*EXERCISE*
Search the listing for the string "Einārs" and copy every line that contains it.

*Stored data*
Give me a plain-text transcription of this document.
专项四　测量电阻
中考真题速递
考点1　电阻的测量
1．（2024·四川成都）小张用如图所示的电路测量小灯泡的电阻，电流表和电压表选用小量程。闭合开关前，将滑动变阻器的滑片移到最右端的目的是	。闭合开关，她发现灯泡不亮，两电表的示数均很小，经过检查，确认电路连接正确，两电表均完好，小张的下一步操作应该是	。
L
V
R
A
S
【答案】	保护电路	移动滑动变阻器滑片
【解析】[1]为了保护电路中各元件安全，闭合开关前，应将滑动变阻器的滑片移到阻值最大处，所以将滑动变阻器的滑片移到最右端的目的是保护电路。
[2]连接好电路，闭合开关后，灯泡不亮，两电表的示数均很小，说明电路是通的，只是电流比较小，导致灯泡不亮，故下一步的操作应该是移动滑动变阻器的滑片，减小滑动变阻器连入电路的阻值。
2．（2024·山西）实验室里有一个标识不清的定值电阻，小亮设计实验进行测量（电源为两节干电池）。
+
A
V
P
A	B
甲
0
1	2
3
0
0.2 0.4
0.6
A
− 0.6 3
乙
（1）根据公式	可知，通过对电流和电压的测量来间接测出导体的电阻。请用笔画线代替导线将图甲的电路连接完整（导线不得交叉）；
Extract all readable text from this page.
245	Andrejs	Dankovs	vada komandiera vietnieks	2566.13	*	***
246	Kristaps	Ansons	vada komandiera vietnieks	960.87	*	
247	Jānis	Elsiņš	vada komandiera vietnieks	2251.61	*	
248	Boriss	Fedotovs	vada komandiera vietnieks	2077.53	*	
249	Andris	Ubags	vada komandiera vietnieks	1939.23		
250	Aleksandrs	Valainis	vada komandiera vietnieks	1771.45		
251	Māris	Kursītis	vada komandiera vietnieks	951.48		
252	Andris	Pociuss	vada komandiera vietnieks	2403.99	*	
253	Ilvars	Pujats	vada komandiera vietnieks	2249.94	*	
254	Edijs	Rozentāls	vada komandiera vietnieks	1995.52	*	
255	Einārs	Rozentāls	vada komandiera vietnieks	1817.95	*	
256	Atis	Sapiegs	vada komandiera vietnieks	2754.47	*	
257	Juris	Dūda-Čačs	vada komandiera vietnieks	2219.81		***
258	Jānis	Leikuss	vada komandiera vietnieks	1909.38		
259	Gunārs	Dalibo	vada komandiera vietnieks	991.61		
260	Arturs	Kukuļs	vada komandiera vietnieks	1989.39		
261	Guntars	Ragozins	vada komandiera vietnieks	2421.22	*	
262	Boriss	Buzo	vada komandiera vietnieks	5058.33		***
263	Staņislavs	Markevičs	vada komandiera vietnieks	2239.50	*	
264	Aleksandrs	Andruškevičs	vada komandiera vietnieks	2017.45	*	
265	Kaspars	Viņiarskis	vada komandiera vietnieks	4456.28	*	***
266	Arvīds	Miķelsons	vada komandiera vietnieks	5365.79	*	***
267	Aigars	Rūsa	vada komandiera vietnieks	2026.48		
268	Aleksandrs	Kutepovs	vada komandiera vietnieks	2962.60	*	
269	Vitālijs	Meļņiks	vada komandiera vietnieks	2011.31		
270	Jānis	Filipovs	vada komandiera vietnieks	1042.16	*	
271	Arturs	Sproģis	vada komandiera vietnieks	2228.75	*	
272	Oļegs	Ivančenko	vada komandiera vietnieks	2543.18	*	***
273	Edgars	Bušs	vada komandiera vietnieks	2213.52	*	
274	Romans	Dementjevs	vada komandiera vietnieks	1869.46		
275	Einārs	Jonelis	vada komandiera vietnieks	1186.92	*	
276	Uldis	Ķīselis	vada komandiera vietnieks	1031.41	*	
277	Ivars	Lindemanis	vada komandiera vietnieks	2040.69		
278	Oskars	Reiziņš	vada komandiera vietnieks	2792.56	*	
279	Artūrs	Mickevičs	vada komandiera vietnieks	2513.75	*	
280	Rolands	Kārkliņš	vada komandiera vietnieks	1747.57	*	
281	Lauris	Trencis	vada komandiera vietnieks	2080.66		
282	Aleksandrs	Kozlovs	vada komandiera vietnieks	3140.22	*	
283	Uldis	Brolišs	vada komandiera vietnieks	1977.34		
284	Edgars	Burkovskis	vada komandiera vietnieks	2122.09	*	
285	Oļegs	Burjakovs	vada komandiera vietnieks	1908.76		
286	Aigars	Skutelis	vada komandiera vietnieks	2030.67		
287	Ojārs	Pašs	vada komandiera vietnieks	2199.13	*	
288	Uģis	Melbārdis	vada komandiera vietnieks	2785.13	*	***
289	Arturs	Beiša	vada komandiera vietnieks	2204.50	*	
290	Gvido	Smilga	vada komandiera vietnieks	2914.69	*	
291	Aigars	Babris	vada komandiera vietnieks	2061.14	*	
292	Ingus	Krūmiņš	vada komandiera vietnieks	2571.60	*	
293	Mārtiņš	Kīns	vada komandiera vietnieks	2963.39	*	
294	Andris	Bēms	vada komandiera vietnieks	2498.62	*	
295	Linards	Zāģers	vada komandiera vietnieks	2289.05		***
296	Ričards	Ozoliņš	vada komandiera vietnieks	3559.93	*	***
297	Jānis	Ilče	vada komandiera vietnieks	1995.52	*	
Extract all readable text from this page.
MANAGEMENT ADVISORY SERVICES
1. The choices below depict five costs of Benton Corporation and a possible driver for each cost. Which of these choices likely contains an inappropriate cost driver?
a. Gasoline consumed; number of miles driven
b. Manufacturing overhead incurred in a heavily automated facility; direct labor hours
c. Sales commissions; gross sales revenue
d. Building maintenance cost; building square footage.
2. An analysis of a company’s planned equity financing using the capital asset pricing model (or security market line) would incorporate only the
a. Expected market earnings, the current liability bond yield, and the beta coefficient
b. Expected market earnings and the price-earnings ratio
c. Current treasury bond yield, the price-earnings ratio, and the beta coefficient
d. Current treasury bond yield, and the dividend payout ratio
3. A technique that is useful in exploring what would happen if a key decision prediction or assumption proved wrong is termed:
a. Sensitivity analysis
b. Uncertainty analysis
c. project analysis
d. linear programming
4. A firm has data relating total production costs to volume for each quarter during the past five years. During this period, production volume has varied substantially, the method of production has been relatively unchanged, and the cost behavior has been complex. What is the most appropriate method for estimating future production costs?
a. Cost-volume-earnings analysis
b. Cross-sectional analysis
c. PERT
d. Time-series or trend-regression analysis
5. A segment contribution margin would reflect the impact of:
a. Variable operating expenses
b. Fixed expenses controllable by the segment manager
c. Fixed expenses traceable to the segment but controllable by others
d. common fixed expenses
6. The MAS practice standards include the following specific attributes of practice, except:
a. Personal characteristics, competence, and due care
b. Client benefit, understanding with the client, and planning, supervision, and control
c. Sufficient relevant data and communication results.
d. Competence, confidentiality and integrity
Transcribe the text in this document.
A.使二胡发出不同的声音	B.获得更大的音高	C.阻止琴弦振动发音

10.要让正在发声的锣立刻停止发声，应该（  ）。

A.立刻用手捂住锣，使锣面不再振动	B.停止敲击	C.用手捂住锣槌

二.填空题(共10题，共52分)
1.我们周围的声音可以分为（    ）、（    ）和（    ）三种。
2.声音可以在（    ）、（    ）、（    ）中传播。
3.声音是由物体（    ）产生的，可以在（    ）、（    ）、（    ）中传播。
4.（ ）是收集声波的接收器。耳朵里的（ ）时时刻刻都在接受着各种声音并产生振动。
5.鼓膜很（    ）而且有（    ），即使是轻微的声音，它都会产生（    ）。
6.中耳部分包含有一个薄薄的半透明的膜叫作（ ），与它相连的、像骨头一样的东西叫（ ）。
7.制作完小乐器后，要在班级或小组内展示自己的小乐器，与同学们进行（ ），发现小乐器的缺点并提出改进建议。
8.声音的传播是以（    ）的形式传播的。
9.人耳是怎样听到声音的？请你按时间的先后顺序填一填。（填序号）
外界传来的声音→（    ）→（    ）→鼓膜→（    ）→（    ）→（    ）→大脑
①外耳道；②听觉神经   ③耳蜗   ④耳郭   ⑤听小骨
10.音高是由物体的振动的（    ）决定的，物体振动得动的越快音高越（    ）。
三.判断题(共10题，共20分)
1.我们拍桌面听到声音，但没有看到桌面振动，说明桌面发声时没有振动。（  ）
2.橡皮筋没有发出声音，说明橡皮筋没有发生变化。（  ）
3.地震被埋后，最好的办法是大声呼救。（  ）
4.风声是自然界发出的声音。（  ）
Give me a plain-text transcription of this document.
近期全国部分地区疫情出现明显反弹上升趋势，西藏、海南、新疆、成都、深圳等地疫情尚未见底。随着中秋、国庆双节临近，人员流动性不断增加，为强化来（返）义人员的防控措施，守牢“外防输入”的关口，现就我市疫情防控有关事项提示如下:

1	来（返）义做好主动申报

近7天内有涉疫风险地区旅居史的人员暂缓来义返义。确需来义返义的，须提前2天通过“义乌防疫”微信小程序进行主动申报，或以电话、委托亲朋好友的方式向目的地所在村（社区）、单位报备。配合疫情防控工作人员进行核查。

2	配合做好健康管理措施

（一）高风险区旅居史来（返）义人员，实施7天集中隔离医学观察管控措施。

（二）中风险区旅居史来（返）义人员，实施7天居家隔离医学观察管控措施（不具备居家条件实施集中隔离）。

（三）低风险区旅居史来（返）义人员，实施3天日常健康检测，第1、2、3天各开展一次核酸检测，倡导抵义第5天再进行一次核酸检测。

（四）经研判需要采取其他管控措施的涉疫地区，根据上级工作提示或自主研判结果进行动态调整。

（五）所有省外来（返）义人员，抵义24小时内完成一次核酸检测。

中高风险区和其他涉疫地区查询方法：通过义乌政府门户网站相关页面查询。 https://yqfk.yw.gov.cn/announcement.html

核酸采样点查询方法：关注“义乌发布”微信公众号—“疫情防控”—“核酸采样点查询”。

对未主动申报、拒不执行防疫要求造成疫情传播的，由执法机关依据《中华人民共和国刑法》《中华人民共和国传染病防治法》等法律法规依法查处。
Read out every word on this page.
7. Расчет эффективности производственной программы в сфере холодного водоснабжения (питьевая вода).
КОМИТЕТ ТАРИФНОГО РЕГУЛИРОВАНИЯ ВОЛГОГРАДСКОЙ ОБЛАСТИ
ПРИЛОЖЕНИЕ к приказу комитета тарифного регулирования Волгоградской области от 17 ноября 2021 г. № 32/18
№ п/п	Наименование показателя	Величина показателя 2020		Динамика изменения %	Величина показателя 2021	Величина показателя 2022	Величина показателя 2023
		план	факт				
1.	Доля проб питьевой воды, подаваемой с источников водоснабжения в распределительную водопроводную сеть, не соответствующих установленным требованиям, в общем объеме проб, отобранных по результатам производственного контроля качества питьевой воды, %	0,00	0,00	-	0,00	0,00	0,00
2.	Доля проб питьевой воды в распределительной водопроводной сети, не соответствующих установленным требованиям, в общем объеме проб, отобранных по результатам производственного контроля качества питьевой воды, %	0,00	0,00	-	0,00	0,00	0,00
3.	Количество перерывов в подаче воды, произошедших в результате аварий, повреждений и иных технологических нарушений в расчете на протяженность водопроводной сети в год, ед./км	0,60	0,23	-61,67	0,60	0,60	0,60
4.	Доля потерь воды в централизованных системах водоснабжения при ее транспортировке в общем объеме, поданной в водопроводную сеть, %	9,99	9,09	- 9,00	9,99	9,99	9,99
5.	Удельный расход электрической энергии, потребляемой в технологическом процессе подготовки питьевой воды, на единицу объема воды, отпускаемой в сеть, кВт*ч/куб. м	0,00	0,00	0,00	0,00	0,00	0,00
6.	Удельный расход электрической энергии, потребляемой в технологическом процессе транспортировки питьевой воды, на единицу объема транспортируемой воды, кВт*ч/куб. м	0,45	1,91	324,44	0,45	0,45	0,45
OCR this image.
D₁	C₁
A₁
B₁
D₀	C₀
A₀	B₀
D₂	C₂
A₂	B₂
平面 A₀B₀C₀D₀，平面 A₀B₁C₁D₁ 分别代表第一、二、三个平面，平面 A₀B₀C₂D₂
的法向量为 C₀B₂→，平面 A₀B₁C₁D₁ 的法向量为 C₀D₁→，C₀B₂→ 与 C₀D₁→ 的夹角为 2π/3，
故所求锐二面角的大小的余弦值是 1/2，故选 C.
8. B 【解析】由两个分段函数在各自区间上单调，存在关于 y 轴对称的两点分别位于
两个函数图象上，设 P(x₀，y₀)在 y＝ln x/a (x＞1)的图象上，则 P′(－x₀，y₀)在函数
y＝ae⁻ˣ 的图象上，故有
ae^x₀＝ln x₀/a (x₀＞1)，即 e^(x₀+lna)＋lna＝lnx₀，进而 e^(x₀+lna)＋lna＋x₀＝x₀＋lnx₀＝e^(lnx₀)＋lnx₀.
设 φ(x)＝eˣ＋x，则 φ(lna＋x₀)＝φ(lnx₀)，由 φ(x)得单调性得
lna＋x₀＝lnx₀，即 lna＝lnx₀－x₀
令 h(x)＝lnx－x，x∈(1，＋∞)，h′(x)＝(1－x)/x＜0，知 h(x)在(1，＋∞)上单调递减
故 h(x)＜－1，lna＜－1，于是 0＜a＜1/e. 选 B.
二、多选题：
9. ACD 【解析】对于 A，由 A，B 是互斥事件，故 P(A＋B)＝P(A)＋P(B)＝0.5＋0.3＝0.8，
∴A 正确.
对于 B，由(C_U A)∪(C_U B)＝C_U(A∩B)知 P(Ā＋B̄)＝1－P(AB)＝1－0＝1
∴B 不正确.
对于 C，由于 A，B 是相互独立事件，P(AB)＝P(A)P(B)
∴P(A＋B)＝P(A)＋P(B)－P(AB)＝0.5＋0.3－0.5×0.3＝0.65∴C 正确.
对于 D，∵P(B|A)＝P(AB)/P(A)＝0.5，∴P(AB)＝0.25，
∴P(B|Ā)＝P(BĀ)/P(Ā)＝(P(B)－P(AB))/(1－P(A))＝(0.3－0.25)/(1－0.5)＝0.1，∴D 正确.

*SOLUTION TO THIS EXERCISE*
255	Einārs	Rozentāls	vada komandiera vietnieks	1817.95	*	
275	Einārs	Jonelis	vada komandiera vietnieks	1186.92	*	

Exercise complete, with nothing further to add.